● Task details: Among the lines of this listing, determine how many contain the string "color". Answer with the number only.

● Items:
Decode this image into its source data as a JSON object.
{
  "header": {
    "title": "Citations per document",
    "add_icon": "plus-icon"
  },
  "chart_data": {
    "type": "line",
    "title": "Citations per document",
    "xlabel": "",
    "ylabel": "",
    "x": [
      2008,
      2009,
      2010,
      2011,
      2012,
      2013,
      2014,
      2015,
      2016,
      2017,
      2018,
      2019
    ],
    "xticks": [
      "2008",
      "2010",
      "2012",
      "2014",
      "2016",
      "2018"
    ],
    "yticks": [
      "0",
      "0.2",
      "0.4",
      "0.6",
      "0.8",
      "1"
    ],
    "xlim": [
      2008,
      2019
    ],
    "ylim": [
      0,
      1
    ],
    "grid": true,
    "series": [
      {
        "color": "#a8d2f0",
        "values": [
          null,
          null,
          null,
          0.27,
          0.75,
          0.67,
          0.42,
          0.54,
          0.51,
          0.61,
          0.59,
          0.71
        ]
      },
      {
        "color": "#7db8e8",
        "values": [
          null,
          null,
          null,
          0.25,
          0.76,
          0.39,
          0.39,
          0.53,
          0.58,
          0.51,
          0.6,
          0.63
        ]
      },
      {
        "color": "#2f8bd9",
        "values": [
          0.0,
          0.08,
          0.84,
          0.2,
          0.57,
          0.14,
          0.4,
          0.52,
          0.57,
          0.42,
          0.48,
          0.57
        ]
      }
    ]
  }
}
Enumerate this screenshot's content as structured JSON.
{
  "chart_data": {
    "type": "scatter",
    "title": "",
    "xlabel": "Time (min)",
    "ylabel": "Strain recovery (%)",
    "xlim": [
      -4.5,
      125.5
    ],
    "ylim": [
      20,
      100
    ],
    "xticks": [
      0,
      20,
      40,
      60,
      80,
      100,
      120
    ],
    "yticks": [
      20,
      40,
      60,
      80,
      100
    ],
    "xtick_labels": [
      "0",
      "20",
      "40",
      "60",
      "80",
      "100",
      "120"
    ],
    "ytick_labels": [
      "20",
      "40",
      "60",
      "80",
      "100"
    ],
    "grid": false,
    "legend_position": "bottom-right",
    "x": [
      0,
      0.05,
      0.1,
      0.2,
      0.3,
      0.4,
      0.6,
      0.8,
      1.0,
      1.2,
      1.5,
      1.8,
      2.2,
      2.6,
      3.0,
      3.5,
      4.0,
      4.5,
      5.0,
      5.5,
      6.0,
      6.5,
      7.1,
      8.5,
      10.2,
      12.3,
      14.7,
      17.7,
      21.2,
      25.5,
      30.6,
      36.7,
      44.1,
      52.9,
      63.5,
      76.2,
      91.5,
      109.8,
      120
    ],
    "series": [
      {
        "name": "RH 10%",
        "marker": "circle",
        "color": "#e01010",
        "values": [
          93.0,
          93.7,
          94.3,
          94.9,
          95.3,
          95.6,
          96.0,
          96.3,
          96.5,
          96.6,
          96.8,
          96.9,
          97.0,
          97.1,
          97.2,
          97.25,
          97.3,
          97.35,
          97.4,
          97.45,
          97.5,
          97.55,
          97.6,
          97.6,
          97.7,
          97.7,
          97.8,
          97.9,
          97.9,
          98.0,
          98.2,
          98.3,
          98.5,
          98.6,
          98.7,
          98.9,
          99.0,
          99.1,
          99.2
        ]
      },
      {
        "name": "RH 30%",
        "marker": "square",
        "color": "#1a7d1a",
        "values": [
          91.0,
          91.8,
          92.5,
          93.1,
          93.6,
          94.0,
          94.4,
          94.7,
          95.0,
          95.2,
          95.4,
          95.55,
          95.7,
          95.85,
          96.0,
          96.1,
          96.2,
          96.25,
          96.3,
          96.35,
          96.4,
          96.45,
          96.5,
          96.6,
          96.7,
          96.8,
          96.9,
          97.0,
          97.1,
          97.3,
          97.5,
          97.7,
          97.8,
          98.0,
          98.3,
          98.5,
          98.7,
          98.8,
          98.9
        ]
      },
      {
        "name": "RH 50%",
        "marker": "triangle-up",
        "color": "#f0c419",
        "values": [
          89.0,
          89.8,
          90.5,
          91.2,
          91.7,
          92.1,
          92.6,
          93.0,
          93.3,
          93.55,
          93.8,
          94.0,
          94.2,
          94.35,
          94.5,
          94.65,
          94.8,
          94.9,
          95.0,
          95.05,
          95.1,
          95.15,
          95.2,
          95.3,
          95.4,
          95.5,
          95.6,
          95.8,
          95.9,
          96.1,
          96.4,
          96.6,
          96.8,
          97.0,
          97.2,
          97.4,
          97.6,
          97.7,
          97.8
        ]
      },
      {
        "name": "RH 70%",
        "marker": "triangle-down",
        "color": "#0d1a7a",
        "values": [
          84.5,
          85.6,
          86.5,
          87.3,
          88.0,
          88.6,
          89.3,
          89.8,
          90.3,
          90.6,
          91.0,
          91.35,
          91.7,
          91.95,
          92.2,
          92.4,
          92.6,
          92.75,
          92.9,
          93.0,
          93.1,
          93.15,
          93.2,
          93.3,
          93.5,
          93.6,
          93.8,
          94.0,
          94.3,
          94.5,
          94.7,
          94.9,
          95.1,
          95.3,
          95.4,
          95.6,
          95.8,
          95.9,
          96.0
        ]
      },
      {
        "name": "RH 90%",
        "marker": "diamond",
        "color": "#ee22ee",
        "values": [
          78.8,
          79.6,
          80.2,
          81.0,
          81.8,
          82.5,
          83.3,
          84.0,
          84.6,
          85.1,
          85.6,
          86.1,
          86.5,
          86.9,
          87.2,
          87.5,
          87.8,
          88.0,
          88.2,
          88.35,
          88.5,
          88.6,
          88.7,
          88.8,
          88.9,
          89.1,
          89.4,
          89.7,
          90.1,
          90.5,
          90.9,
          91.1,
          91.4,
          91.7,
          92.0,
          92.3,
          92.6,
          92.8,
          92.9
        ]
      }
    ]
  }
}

● Correct result: 8